** begin Data supplied **
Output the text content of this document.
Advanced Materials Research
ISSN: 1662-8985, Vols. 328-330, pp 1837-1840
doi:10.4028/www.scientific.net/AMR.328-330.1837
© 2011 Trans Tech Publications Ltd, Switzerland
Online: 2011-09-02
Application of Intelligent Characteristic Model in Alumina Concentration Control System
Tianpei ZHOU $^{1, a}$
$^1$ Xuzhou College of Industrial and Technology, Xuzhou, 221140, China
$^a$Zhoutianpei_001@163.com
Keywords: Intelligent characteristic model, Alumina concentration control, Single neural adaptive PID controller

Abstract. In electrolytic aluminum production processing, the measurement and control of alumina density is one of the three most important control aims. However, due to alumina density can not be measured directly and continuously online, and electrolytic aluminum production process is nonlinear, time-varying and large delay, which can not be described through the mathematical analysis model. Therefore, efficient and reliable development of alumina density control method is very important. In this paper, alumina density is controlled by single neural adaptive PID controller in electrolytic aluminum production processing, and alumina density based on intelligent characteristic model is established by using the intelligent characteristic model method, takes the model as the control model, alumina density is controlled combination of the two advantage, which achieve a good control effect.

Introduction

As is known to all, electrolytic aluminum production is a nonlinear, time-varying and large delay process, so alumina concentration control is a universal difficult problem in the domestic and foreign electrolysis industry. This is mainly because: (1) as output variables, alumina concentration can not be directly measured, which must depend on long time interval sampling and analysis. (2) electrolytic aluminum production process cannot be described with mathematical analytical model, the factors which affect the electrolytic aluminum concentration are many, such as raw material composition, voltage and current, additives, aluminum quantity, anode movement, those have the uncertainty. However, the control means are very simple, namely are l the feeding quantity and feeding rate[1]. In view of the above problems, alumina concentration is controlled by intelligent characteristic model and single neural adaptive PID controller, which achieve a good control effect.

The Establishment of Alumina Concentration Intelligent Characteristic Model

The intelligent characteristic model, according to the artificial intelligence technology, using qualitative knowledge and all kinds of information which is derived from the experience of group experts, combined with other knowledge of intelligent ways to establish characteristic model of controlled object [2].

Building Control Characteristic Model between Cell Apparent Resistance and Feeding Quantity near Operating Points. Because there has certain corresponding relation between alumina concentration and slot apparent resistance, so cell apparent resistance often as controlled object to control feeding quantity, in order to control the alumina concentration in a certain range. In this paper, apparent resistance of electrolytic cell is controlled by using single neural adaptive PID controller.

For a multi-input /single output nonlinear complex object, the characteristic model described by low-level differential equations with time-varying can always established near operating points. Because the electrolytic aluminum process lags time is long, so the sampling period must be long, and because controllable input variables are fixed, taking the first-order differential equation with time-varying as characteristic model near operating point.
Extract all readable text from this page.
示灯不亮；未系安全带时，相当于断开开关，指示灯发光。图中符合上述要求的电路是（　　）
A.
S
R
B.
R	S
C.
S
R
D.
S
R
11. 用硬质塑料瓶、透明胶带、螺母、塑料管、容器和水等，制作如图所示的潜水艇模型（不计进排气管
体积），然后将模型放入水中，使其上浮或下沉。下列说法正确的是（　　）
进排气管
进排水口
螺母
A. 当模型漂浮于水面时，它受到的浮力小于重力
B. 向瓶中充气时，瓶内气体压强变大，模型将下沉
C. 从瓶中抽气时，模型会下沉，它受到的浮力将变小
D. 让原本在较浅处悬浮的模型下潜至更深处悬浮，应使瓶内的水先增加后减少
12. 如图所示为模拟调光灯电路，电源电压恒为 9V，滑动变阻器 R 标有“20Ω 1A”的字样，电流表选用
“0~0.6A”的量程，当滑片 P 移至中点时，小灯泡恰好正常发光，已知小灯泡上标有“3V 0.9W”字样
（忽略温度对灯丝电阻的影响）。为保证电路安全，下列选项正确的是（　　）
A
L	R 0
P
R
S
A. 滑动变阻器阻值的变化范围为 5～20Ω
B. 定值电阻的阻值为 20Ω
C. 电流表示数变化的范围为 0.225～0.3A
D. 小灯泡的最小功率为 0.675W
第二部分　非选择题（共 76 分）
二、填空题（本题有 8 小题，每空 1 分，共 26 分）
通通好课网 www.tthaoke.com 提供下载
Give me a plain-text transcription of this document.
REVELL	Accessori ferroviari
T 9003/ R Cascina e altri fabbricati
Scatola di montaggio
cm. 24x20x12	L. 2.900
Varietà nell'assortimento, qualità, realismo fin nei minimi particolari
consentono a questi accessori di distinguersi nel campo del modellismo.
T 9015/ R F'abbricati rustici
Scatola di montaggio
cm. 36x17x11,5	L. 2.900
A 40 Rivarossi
** end Data supplied **
| Written instruction |
Repeat each record exactly, leaving nothing out.

| Output below |
Output the text content of this document.
Advanced Materials Research
ISSN: 1662-8985, Vols. 328-330, pp 1837-1840
doi:10.4028/www.scientific.net/AMR.328-330.1837
© 2011 Trans Tech Publications Ltd, Switzerland
Online: 2011-09-02
Application of Intelligent Characteristic Model in Alumina Concentration Control System
Tianpei ZHOU $^{1, a}$
$^1$ Xuzhou College of Industrial and Technology, Xuzhou, 221140, China
$^a$Zhoutianpei_001@163.com
Keywords: Intelligent characteristic model, Alumina concentration control, Single neural adaptive PID controller

Abstract. In electrolytic aluminum production processing, the measurement and control of alumina density is one of the three most important control aims. However, due to alumina density can not be measured directly and continuously online, and electrolytic aluminum production process is nonlinear, time-varying and large delay, which can not be described through the mathematical analysis model. Therefore, efficient and reliable development of alumina density control method is very important. In this paper, alumina density is controlled by single neural adaptive PID controller in electrolytic aluminum production processing, and alumina density based on intelligent characteristic model is established by using the intelligent characteristic model method, takes the model as the control model, alumina density is controlled combination of the two advantage, which achieve a good control effect.

Introduction

As is known to all, electrolytic aluminum production is a nonlinear, time-varying and large delay process, so alumina concentration control is a universal difficult problem in the domestic and foreign electrolysis industry. This is mainly because: (1) as output variables, alumina concentration can not be directly measured, which must depend on long time interval sampling and analysis. (2) electrolytic aluminum production process cannot be described with mathematical analytical model, the factors which affect the electrolytic aluminum concentration are many, such as raw material composition, voltage and current, additives, aluminum quantity, anode movement, those have the uncertainty. However, the control means are very simple, namely are l the feeding quantity and feeding rate[1]. In view of the above problems, alumina concentration is controlled by intelligent characteristic model and single neural adaptive PID controller, which achieve a good control effect.

The Establishment of Alumina Concentration Intelligent Characteristic Model

The intelligent characteristic model, according to the artificial intelligence technology, using qualitative knowledge and all kinds of information which is derived from the experience of group experts, combined with other knowledge of intelligent ways to establish characteristic model of controlled object [2].

Building Control Characteristic Model between Cell Apparent Resistance and Feeding Quantity near Operating Points. Because there has certain corresponding relation between alumina concentration and slot apparent resistance, so cell apparent resistance often as controlled object to control feeding quantity, in order to control the alumina concentration in a certain range. In this paper, apparent resistance of electrolytic cell is controlled by using single neural adaptive PID controller.

For a multi-input /single output nonlinear complex object, the characteristic model described by low-level differential equations with time-varying can always established near operating points. Because the electrolytic aluminum process lags time is long, so the sampling period must be long, and because controllable input variables are fixed, taking the first-order differential equation with time-varying as characteristic model near operating point.
Extract all readable text from this page.
示灯不亮；未系安全带时，相当于断开开关，指示灯发光。图中符合上述要求的电路是（　　）
A.
S
R
B.
R	S
C.
S
R
D.
S
R
11. 用硬质塑料瓶、透明胶带、螺母、塑料管、容器和水等，制作如图所示的潜水艇模型（不计进排气管
体积），然后将模型放入水中，使其上浮或下沉。下列说法正确的是（　　）
进排气管
进排水口
螺母
A. 当模型漂浮于水面时，它受到的浮力小于重力
B. 向瓶中充气时，瓶内气体压强变大，模型将下沉
C. 从瓶中抽气时，模型会下沉，它受到的浮力将变小
D. 让原本在较浅处悬浮的模型下潜至更深处悬浮，应使瓶内的水先增加后减少
12. 如图所示为模拟调光灯电路，电源电压恒为 9V，滑动变阻器 R 标有“20Ω 1A”的字样，电流表选用
“0~0.6A”的量程，当滑片 P 移至中点时，小灯泡恰好正常发光，已知小灯泡上标有“3V 0.9W”字样
（忽略温度对灯丝电阻的影响）。为保证电路安全，下列选项正确的是（　　）
A
L	R 0
P
R
S
A. 滑动变阻器阻值的变化范围为 5～20Ω
B. 定值电阻的阻值为 20Ω
C. 电流表示数变化的范围为 0.225～0.3A
D. 小灯泡的最小功率为 0.675W
第二部分　非选择题（共 76 分）
二、填空题（本题有 8 小题，每空 1 分，共 26 分）
通通好课网 www.tthaoke.com 提供下载
Give me a plain-text transcription of this document.
REVELL	Accessori ferroviari
T 9003/ R Cascina e altri fabbricati
Scatola di montaggio
cm. 24x20x12	L. 2.900
Varietà nell'assortimento, qualità, realismo fin nei minimi particolari
consentono a questi accessori di distinguersi nel campo del modellismo.
T 9015/ R F'abbricati rustici
Scatola di montaggio
cm. 36x17x11,5	L. 2.900
A 40 Rivarossi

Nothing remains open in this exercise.